[start of MATERIAL SHOWN]

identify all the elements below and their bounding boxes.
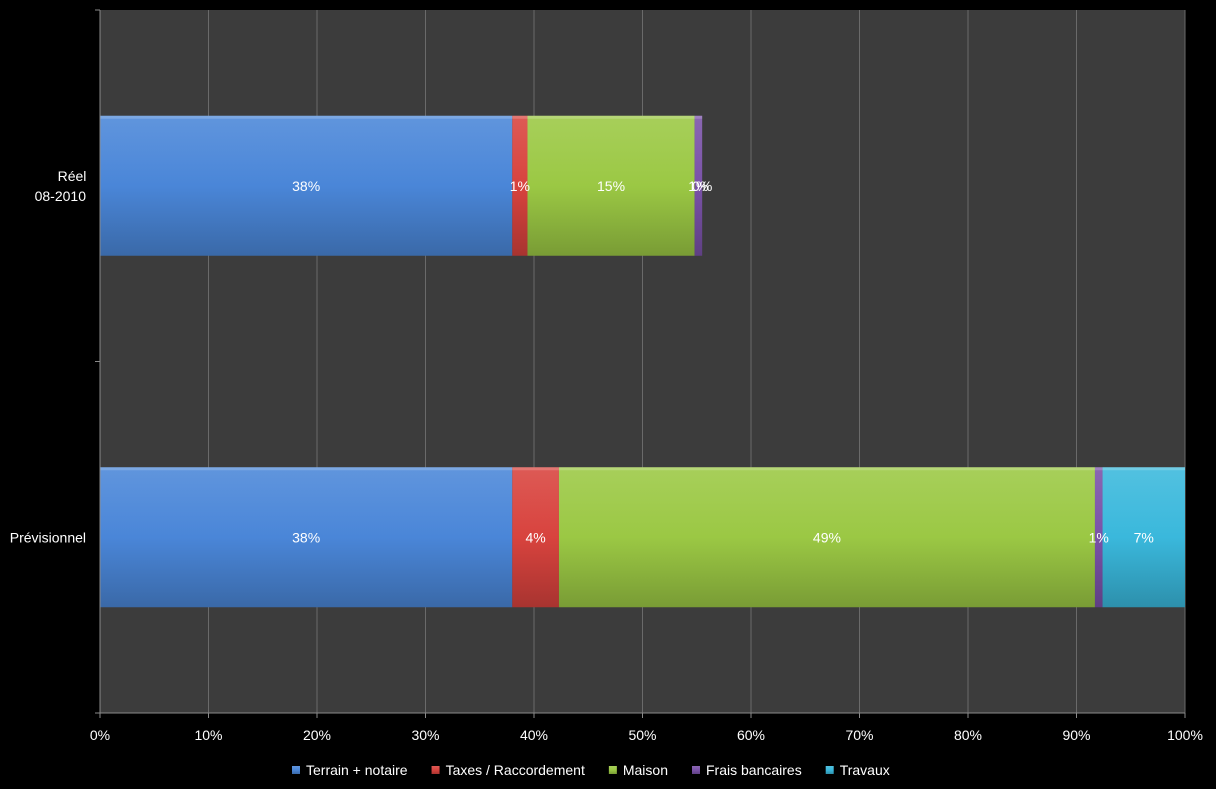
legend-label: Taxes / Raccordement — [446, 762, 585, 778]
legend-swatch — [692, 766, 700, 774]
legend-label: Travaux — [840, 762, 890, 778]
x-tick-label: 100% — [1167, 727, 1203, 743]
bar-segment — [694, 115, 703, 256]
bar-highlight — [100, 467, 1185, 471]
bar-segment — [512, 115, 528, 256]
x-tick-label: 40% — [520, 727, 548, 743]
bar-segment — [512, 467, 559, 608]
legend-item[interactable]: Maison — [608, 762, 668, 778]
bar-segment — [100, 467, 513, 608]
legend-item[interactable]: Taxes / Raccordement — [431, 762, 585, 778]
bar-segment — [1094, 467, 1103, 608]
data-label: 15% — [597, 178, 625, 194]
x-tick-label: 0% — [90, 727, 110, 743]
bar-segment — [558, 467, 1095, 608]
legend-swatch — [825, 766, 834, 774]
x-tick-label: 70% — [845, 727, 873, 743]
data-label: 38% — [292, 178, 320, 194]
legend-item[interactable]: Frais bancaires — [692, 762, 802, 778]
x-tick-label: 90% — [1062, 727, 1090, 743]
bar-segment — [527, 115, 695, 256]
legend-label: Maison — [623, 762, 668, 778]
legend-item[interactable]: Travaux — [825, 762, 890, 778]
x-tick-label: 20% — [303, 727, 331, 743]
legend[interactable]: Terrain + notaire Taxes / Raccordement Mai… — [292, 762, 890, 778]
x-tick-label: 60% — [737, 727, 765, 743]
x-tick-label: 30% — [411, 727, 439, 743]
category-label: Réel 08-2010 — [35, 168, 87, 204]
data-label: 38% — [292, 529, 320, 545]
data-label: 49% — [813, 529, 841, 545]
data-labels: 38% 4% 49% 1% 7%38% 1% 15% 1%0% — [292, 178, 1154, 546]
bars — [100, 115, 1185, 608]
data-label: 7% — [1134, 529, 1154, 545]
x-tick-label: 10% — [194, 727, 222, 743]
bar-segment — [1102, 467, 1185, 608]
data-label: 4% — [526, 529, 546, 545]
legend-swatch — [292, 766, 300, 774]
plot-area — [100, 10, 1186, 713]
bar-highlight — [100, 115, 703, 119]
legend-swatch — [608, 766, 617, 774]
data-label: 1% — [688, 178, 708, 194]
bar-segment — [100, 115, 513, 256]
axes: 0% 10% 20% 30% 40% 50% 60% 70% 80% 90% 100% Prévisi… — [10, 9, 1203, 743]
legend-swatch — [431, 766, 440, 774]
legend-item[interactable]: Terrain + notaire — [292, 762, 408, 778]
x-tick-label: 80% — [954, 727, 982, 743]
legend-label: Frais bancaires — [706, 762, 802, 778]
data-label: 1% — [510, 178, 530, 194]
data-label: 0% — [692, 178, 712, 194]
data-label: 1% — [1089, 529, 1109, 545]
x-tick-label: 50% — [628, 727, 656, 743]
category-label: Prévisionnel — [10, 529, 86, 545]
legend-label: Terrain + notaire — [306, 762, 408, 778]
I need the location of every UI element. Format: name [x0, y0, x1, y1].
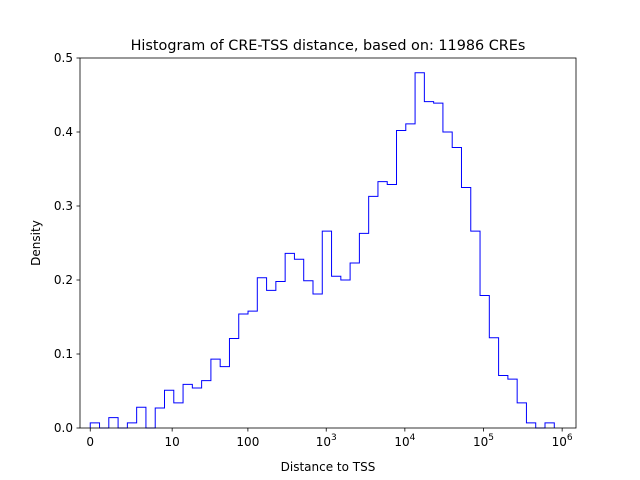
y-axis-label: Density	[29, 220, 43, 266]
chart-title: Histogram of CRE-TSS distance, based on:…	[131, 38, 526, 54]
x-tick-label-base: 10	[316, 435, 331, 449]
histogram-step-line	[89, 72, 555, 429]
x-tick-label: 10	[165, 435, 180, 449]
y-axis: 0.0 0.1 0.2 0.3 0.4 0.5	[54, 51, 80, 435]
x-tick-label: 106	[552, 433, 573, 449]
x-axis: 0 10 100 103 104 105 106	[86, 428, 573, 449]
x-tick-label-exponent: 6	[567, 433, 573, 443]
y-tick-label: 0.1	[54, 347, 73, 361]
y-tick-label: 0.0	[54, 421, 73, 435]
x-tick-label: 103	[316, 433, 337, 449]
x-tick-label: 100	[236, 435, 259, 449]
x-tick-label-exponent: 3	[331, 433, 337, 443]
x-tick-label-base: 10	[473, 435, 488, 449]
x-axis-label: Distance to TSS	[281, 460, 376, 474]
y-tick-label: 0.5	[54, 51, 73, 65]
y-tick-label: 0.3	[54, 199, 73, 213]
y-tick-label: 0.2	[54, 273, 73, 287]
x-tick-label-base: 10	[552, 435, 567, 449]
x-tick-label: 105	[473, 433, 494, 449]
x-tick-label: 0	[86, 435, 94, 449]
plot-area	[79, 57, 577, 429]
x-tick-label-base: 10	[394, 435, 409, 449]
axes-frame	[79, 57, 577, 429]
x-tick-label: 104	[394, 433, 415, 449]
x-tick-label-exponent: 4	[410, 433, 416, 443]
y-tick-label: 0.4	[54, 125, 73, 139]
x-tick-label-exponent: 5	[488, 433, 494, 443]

[end of MATERIAL SHOWN]

Copy all of the material above line for line, without changing anything, and omit the pictures.

identify all the elements below and their bounding boxes.
legend-label: Taxes / Raccordement — [446, 762, 585, 778]
legend-swatch — [692, 766, 700, 774]
legend-label: Travaux — [840, 762, 890, 778]
x-tick-label: 100% — [1167, 727, 1203, 743]
bar-segment — [694, 115, 703, 256]
bar-highlight — [100, 467, 1185, 471]
bar-segment — [512, 115, 528, 256]
x-tick-label: 40% — [520, 727, 548, 743]
bar-segment — [512, 467, 559, 608]
legend-item[interactable]: Maison — [608, 762, 668, 778]
bar-segment — [100, 467, 513, 608]
legend-item[interactable]: Taxes / Raccordement — [431, 762, 585, 778]
bar-segment — [1094, 467, 1103, 608]
data-label: 15% — [597, 178, 625, 194]
x-tick-label: 0% — [90, 727, 110, 743]
bar-segment — [558, 467, 1095, 608]
legend-swatch — [825, 766, 834, 774]
x-tick-label: 70% — [845, 727, 873, 743]
data-label: 38% — [292, 178, 320, 194]
legend-item[interactable]: Frais bancaires — [692, 762, 802, 778]
x-tick-label: 90% — [1062, 727, 1090, 743]
bar-segment — [527, 115, 695, 256]
legend-label: Maison — [623, 762, 668, 778]
legend-item[interactable]: Travaux — [825, 762, 890, 778]
x-tick-label: 20% — [303, 727, 331, 743]
legend[interactable]: Terrain + notaire Taxes / Raccordement Mai… — [292, 762, 890, 778]
x-tick-label: 60% — [737, 727, 765, 743]
x-tick-label: 30% — [411, 727, 439, 743]
category-label: Réel 08-2010 — [35, 168, 87, 204]
data-label: 38% — [292, 529, 320, 545]
data-label: 49% — [813, 529, 841, 545]
data-labels: 38% 4% 49% 1% 7%38% 1% 15% 1%0% — [292, 178, 1154, 546]
bars — [100, 115, 1185, 608]
data-label: 7% — [1134, 529, 1154, 545]
x-tick-label: 10% — [194, 727, 222, 743]
bar-segment — [1102, 467, 1185, 608]
data-label: 4% — [526, 529, 546, 545]
legend-swatch — [292, 766, 300, 774]
plot-area — [100, 10, 1186, 713]
bar-highlight — [100, 115, 703, 119]
legend-swatch — [608, 766, 617, 774]
data-label: 1% — [688, 178, 708, 194]
bar-segment — [100, 115, 513, 256]
axes: 0% 10% 20% 30% 40% 50% 60% 70% 80% 90% 100% Prévisi… — [10, 9, 1203, 743]
legend-swatch — [431, 766, 440, 774]
legend-item[interactable]: Terrain + notaire — [292, 762, 408, 778]
x-tick-label: 80% — [954, 727, 982, 743]
legend-label: Frais bancaires — [706, 762, 802, 778]
data-label: 1% — [510, 178, 530, 194]
data-label: 0% — [692, 178, 712, 194]
data-label: 1% — [1089, 529, 1109, 545]
x-tick-label: 50% — [628, 727, 656, 743]
category-label: Prévisionnel — [10, 529, 86, 545]
legend-label: Terrain + notaire — [306, 762, 408, 778]
I need the location of every UI element. Format: name [x0, y0, x1, y1].
y-axis-label: Density	[29, 220, 43, 266]
chart-title: Histogram of CRE-TSS distance, based on:…	[131, 38, 526, 54]
x-tick-label-base: 10	[316, 435, 331, 449]
histogram-step-line	[89, 72, 555, 429]
x-tick-label: 10	[165, 435, 180, 449]
y-axis: 0.0 0.1 0.2 0.3 0.4 0.5	[54, 51, 80, 435]
x-tick-label: 106	[552, 433, 573, 449]
x-axis: 0 10 100 103 104 105 106	[86, 428, 573, 449]
x-tick-label-exponent: 6	[567, 433, 573, 443]
y-tick-label: 0.1	[54, 347, 73, 361]
y-tick-label: 0.0	[54, 421, 73, 435]
x-tick-label: 103	[316, 433, 337, 449]
x-tick-label: 100	[236, 435, 259, 449]
x-tick-label-exponent: 3	[331, 433, 337, 443]
x-tick-label-base: 10	[473, 435, 488, 449]
x-axis-label: Distance to TSS	[281, 460, 376, 474]
y-tick-label: 0.5	[54, 51, 73, 65]
y-tick-label: 0.3	[54, 199, 73, 213]
y-tick-label: 0.2	[54, 273, 73, 287]
x-tick-label-base: 10	[552, 435, 567, 449]
x-tick-label: 105	[473, 433, 494, 449]
x-tick-label: 0	[86, 435, 94, 449]
plot-area	[79, 57, 577, 429]
x-tick-label-base: 10	[394, 435, 409, 449]
axes-frame	[79, 57, 577, 429]
x-tick-label: 104	[394, 433, 415, 449]
x-tick-label-exponent: 4	[410, 433, 416, 443]
y-tick-label: 0.4	[54, 125, 73, 139]
x-tick-label-exponent: 5	[488, 433, 494, 443]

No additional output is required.